→ SHORT PROBLEM
Count how many lines contain "Feed" and reply with that number only.

** Start TASK MATERIAL **

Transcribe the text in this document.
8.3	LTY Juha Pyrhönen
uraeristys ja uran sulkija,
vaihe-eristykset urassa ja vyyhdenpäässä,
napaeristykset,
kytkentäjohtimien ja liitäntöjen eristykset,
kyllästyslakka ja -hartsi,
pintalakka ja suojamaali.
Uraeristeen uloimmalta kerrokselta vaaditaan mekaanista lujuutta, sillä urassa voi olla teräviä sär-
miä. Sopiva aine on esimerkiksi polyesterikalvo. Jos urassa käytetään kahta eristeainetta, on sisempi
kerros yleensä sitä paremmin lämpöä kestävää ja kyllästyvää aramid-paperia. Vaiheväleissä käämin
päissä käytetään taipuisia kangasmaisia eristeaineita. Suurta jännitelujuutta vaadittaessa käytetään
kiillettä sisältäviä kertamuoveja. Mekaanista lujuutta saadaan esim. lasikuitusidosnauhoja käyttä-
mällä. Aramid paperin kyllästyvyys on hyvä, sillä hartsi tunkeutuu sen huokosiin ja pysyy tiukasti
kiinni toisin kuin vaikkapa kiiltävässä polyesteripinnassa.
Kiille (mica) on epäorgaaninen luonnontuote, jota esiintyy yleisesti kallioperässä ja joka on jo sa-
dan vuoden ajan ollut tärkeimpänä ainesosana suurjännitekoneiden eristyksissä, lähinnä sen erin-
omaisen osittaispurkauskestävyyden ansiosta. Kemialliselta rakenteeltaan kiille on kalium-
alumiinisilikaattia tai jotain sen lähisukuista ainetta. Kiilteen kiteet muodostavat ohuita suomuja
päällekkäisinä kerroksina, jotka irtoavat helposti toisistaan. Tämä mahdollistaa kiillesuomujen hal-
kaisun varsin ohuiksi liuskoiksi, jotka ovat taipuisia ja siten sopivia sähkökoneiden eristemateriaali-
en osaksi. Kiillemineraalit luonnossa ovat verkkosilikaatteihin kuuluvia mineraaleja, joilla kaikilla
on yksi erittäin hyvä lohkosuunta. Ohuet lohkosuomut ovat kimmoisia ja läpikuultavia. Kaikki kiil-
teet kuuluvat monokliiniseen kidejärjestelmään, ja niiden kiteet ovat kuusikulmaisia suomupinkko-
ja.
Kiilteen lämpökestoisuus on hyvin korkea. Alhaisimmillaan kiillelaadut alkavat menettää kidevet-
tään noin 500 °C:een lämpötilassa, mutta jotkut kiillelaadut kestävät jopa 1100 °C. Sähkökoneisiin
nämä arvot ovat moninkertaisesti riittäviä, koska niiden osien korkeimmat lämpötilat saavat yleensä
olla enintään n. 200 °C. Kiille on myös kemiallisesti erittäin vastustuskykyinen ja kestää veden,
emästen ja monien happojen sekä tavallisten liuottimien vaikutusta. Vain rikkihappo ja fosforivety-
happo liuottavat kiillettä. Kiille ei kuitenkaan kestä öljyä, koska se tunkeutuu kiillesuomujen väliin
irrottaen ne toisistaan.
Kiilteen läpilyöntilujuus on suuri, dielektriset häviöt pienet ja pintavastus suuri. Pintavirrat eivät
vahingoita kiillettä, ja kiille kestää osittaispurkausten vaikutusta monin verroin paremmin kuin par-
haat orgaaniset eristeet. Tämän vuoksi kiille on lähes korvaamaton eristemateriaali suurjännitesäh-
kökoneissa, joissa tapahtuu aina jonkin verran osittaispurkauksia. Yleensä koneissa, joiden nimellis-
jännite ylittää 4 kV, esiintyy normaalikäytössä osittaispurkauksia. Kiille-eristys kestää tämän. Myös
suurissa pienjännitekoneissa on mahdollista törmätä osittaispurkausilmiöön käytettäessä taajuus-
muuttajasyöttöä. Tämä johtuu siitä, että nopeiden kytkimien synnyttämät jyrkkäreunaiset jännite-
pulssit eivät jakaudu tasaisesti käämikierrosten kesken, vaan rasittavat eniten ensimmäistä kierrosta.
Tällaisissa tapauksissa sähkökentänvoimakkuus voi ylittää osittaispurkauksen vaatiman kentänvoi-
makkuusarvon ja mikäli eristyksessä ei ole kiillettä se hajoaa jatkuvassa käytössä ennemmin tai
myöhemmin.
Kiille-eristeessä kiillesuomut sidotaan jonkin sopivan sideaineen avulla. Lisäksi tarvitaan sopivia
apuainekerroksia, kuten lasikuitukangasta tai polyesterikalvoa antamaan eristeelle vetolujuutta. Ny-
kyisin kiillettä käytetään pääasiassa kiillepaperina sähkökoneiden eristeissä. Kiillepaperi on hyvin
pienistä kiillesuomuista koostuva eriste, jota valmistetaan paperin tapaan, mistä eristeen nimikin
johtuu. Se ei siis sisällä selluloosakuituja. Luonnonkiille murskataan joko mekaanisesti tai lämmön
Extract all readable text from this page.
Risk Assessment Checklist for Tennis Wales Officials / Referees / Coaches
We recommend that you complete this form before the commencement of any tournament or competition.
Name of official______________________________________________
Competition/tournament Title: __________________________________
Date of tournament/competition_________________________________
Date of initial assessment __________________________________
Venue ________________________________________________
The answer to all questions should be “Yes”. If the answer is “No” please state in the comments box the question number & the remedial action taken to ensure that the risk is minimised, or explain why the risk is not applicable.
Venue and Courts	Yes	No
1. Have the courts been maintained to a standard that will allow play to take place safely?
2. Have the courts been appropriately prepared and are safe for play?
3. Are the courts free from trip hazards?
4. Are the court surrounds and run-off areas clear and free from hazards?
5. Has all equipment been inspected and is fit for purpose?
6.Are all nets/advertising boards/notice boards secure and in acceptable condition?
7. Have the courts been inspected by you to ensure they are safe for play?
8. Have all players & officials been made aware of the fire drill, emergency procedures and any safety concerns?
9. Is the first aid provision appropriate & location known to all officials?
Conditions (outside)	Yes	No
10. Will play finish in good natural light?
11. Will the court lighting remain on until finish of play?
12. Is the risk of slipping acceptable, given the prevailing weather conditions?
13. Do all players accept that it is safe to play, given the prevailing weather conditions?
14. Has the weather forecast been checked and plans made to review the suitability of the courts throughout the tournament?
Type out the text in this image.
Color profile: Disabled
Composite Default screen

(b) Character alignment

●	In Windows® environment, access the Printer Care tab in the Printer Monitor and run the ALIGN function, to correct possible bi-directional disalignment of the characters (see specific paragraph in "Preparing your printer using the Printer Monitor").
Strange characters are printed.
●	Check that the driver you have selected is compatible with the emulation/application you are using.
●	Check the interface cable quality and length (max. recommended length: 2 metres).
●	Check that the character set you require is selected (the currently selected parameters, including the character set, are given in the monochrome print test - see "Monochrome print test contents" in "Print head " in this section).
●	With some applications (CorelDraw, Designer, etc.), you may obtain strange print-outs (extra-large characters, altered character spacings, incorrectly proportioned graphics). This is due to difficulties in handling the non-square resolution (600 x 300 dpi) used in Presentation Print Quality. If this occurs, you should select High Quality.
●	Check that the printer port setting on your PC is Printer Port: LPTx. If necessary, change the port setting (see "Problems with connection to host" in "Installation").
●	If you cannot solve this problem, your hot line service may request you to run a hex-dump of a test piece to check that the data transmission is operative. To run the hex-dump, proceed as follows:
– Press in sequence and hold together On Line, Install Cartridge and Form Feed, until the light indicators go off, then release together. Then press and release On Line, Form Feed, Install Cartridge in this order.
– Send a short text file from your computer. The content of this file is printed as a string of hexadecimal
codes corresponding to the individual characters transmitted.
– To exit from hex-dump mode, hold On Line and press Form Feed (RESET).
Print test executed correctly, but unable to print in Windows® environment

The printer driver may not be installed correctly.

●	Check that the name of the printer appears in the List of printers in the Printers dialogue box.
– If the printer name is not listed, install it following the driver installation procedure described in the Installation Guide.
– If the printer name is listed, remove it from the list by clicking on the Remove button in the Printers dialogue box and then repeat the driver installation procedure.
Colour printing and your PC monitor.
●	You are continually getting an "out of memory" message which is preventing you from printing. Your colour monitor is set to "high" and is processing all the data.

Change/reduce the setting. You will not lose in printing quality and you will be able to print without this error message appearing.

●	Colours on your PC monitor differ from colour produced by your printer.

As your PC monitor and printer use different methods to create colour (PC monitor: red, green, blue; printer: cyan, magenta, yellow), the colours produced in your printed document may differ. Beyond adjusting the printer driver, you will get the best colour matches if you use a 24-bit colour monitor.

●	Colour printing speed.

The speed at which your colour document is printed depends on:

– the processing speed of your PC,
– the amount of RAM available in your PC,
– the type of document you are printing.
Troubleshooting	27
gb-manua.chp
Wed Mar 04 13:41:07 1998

** End TASK MATERIAL **

→ RESULT OF THIS TASK
2